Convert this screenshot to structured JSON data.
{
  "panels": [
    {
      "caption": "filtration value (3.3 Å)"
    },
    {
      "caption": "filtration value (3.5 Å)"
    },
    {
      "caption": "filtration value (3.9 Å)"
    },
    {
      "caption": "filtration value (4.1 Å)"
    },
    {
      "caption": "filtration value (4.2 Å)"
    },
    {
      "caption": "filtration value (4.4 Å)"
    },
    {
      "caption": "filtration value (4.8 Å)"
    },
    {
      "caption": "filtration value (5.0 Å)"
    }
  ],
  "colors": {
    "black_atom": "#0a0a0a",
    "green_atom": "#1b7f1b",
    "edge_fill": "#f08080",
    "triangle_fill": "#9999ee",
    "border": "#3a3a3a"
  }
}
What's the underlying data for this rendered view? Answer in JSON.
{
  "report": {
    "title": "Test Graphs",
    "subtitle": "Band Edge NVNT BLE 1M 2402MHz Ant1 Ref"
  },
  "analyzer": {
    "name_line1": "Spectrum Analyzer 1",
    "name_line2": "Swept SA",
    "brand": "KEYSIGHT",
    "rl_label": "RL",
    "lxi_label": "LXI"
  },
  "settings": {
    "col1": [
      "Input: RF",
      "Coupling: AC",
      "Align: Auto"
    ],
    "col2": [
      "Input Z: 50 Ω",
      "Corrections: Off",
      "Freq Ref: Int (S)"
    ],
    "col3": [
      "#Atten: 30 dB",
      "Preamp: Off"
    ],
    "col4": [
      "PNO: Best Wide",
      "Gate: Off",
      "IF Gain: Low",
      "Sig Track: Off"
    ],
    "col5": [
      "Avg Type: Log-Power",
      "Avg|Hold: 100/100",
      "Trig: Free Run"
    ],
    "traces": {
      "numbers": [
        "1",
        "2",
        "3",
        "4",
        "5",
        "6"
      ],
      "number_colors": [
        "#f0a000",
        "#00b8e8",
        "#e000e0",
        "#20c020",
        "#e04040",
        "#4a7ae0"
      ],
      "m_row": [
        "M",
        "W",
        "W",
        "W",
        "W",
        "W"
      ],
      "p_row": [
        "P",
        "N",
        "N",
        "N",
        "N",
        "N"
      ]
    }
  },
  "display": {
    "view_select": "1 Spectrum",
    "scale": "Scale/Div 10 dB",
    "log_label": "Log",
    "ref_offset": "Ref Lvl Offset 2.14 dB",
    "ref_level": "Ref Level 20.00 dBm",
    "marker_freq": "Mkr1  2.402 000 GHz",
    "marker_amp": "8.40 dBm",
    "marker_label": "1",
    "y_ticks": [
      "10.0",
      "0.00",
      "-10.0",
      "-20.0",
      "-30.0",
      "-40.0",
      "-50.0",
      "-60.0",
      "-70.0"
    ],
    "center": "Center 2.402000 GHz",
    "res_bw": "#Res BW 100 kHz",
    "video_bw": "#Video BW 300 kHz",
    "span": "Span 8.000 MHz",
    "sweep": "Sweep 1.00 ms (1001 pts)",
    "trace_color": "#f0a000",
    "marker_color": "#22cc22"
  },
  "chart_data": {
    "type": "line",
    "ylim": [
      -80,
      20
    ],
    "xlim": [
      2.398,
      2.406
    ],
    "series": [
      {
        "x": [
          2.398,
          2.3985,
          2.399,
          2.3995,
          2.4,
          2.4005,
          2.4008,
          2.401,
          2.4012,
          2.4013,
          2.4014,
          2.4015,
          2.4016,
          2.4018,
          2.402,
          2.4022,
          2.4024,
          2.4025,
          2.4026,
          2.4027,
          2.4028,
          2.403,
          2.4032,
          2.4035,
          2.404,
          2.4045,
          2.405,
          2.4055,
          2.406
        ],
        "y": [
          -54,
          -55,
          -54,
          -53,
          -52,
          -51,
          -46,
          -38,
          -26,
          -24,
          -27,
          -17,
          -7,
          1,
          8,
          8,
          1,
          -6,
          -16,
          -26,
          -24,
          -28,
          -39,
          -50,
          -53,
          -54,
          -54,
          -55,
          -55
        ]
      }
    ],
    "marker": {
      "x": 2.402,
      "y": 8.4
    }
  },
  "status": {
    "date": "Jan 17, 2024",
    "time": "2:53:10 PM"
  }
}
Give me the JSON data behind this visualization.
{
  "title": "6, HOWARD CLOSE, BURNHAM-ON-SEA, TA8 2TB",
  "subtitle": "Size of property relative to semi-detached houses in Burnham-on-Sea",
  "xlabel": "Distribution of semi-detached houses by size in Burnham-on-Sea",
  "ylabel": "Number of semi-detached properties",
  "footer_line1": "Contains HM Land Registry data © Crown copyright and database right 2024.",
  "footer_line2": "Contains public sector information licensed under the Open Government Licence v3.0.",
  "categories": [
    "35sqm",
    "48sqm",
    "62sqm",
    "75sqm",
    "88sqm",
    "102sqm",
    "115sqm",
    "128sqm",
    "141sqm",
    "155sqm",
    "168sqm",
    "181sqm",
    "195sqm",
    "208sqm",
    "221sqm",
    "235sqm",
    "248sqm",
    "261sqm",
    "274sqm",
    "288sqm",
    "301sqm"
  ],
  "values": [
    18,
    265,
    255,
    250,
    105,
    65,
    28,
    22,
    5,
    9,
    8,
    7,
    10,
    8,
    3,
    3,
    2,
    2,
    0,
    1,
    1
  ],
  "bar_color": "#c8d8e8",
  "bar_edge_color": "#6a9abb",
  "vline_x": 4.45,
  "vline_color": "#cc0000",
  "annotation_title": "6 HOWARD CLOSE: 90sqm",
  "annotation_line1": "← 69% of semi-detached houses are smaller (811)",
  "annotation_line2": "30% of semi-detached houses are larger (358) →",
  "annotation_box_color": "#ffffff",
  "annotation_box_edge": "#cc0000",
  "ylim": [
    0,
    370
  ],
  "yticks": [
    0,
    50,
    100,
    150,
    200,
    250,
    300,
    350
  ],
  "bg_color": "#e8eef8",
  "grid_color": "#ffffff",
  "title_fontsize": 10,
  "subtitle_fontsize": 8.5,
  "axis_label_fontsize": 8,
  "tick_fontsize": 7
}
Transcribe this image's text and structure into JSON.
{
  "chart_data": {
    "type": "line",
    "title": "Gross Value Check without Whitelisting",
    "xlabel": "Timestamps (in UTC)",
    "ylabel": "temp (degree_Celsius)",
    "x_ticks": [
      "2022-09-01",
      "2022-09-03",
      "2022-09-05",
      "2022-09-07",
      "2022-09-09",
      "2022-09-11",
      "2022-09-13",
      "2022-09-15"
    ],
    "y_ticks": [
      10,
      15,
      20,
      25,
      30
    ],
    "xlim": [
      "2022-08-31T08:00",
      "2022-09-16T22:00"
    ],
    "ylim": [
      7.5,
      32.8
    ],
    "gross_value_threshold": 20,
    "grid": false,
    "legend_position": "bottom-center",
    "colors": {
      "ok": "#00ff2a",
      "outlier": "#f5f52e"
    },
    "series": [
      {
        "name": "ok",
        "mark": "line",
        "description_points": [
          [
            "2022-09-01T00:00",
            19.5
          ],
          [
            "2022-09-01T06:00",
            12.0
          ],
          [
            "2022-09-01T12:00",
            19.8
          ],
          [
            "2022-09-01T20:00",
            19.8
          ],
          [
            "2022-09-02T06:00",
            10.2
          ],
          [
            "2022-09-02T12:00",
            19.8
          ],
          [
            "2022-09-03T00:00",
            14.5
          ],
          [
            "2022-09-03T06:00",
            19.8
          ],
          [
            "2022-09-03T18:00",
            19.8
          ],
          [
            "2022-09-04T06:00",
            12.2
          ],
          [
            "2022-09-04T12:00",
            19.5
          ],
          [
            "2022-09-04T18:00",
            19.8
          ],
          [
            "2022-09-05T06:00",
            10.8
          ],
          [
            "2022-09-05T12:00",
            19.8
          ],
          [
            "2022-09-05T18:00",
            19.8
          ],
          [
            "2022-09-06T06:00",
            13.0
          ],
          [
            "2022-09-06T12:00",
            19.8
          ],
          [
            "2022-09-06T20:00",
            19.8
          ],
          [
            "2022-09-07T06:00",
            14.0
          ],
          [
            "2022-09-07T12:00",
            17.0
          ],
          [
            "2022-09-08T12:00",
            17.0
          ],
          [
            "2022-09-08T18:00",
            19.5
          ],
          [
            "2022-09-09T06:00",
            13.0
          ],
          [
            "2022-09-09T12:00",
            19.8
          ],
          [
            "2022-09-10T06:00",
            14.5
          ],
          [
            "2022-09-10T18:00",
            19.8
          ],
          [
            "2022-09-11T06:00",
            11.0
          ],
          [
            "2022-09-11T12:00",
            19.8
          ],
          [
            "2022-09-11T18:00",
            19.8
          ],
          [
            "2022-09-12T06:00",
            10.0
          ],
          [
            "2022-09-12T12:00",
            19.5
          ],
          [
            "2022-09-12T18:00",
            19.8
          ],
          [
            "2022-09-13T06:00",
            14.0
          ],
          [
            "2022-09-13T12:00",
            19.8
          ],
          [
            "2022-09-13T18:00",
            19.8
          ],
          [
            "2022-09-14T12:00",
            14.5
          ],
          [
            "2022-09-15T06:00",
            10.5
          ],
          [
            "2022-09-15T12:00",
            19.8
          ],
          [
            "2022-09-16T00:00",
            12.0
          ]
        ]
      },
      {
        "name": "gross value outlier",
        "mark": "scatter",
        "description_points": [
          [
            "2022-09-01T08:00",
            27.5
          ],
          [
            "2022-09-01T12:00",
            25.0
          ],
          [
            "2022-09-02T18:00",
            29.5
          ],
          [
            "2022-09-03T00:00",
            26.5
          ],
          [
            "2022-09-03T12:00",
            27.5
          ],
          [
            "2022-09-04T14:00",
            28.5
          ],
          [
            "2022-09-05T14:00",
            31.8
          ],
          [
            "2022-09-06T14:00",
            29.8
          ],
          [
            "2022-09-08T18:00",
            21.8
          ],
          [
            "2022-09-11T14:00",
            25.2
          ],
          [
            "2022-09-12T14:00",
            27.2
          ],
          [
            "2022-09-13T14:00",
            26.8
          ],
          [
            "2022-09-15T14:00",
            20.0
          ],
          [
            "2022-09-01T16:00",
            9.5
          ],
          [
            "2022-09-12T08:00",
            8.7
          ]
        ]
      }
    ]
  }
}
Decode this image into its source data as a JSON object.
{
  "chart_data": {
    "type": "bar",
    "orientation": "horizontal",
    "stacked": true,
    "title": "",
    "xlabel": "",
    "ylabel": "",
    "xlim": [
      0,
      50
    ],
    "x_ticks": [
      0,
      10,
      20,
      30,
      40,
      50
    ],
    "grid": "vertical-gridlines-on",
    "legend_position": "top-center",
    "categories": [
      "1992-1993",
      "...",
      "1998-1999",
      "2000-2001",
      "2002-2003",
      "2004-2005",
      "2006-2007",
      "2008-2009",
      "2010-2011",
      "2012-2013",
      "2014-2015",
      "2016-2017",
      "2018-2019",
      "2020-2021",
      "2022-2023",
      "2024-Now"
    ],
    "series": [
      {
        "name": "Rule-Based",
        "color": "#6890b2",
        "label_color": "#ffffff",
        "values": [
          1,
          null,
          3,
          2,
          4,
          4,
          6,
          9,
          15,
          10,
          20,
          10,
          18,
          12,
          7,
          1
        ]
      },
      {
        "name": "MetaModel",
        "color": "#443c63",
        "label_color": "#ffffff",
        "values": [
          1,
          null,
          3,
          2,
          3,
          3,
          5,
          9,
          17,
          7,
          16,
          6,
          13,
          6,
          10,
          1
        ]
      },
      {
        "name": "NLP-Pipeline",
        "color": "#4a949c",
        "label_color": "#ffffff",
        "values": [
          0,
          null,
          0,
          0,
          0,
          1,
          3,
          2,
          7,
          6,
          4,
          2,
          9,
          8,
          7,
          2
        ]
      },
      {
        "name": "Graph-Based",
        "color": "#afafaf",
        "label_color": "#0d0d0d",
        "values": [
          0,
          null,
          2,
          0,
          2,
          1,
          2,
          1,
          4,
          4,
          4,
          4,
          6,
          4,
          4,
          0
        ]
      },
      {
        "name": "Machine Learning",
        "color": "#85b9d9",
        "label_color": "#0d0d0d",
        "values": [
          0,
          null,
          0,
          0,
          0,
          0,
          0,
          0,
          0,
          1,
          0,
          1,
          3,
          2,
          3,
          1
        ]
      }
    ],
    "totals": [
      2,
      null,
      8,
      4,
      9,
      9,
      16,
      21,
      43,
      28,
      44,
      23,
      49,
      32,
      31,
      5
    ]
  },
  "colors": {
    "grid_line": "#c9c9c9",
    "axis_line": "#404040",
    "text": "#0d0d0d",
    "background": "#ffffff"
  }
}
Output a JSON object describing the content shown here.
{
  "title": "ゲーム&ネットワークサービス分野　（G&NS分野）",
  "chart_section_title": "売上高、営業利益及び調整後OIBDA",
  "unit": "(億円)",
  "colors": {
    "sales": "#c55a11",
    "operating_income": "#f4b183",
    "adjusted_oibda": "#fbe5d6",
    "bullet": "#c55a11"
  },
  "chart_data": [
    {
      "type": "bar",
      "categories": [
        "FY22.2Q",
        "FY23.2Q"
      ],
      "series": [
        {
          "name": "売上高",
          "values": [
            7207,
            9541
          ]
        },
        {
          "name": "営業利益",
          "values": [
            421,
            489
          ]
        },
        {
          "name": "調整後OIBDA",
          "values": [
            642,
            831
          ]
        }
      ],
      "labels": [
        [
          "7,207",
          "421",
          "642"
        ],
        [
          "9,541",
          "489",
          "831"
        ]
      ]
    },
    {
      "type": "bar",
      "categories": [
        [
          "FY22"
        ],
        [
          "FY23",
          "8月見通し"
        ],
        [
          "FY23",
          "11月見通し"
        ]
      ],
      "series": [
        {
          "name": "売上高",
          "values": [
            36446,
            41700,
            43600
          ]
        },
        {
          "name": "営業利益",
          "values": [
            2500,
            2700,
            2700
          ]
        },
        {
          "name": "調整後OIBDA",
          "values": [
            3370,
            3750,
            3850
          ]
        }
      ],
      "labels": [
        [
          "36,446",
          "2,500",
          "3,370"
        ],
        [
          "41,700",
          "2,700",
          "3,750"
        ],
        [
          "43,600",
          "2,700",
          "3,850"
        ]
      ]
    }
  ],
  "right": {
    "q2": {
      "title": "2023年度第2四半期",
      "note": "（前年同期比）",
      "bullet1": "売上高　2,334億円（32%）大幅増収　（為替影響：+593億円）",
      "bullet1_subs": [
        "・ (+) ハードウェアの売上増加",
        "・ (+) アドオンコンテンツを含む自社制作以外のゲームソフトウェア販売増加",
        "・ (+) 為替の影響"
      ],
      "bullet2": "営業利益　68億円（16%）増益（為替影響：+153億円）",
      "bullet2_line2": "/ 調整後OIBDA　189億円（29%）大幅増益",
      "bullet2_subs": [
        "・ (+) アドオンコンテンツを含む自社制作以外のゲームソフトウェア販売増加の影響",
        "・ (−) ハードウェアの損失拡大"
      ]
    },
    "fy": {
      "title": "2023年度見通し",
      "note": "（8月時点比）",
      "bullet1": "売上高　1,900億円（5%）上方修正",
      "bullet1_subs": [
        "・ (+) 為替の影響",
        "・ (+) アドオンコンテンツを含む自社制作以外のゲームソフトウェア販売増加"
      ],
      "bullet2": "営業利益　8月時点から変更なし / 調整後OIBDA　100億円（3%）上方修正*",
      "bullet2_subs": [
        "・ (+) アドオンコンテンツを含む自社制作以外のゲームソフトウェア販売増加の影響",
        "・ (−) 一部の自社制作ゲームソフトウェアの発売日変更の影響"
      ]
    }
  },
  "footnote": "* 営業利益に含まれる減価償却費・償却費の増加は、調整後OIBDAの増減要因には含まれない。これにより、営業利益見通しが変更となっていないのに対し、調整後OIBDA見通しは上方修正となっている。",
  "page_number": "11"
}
# # #
Exercise: Each line that contains the string "HOWARD" counts once; say how many there are and nothing else.

Answer: 2